◆ DESCRIPTION OF THE TASK ◆
Return all lines in the material below that contain "детей".

◆ MATERIAL FOR THIS EXERCISE ◆
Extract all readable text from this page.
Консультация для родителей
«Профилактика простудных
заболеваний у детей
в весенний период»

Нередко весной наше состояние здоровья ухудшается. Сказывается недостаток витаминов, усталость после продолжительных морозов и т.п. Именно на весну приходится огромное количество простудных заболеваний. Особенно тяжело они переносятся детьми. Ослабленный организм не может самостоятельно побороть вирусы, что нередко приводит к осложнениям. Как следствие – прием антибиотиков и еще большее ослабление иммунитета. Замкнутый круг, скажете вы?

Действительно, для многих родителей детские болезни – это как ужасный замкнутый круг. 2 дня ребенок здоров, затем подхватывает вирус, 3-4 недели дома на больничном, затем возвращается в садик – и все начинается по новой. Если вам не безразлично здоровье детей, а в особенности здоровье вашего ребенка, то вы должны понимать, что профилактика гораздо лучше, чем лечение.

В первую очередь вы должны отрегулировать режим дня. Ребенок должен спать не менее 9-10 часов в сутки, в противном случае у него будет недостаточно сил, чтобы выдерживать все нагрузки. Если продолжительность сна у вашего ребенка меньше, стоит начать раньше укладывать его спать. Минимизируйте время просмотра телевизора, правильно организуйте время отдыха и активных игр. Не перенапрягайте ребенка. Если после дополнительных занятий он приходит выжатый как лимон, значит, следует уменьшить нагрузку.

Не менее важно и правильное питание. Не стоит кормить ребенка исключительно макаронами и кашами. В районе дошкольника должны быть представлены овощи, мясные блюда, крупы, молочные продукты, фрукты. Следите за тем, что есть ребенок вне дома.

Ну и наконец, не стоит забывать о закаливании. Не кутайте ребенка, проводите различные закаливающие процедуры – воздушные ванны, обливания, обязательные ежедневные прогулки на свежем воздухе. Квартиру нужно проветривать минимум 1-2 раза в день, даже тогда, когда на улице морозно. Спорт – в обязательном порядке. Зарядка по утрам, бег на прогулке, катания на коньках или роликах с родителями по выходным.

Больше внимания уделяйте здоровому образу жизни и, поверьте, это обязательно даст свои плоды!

◆ WRITTEN SOLUTION ◆
заболеваний у детей
Действительно, для многих родителей детские болезни – это как ужасный замкнутый круг. 2 дня ребенок здоров, затем подхватывает вирус, 3-4 недели дома на больничном, затем возвращается в садик – и все начинается по новой. Если вам не безразлично здоровье детей, а в особенности здоровье вашего ребенка, то вы должны понимать, что профилактика гораздо лучше, чем лечение.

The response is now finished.